# AIM
Will you print the material below without altering a single character?

○ ○ ○

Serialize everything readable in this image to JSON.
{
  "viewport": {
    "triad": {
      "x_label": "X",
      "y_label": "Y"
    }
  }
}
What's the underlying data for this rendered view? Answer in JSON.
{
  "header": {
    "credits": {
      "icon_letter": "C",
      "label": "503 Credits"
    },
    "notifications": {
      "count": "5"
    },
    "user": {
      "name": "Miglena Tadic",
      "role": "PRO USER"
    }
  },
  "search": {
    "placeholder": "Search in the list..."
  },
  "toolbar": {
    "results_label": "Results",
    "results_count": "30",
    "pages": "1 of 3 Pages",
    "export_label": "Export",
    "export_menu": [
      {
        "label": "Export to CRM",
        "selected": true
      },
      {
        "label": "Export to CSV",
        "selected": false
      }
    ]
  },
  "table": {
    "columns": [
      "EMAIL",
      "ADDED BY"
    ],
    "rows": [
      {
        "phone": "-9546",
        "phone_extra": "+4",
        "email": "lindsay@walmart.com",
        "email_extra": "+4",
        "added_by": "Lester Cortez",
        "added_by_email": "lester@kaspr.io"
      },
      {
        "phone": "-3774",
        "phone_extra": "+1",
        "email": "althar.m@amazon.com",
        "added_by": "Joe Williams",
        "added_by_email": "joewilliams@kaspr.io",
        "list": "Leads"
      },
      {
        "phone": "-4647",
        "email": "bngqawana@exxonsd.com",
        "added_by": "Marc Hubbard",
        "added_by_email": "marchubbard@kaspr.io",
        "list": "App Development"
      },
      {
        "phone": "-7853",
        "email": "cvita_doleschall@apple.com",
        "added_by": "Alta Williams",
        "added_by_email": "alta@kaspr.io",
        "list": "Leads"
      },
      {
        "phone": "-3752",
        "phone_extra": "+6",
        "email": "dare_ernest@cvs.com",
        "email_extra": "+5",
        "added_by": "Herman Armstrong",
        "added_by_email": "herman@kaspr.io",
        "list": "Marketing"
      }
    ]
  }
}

○ ○ ○

# RESPONSE BELOW
Serialize everything readable in this image to JSON.
{
  "viewport": {
    "triad": {
      "x_label": "X",
      "y_label": "Y"
    }
  }
}
What's the underlying data for this rendered view? Answer in JSON.
{
  "header": {
    "credits": {
      "icon_letter": "C",
      "label": "503 Credits"
    },
    "notifications": {
      "count": "5"
    },
    "user": {
      "name": "Miglena Tadic",
      "role": "PRO USER"
    }
  },
  "search": {
    "placeholder": "Search in the list..."
  },
  "toolbar": {
    "results_label": "Results",
    "results_count": "30",
    "pages": "1 of 3 Pages",
    "export_label": "Export",
    "export_menu": [
      {
        "label": "Export to CRM",
        "selected": true
      },
      {
        "label": "Export to CSV",
        "selected": false
      }
    ]
  },
  "table": {
    "columns": [
      "EMAIL",
      "ADDED BY"
    ],
    "rows": [
      {
        "phone": "-9546",
        "phone_extra": "+4",
        "email": "lindsay@walmart.com",
        "email_extra": "+4",
        "added_by": "Lester Cortez",
        "added_by_email": "lester@kaspr.io"
      },
      {
        "phone": "-3774",
        "phone_extra": "+1",
        "email": "althar.m@amazon.com",
        "added_by": "Joe Williams",
        "added_by_email": "joewilliams@kaspr.io",
        "list": "Leads"
      },
      {
        "phone": "-4647",
        "email": "bngqawana@exxonsd.com",
        "added_by": "Marc Hubbard",
        "added_by_email": "marchubbard@kaspr.io",
        "list": "App Development"
      },
      {
        "phone": "-7853",
        "email": "cvita_doleschall@apple.com",
        "added_by": "Alta Williams",
        "added_by_email": "alta@kaspr.io",
        "list": "Leads"
      },
      {
        "phone": "-3752",
        "phone_extra": "+6",
        "email": "dare_ernest@cvs.com",
        "email_extra": "+5",
        "added_by": "Herman Armstrong",
        "added_by_email": "herman@kaspr.io",
        "list": "Marketing"
      }
    ]
  }
}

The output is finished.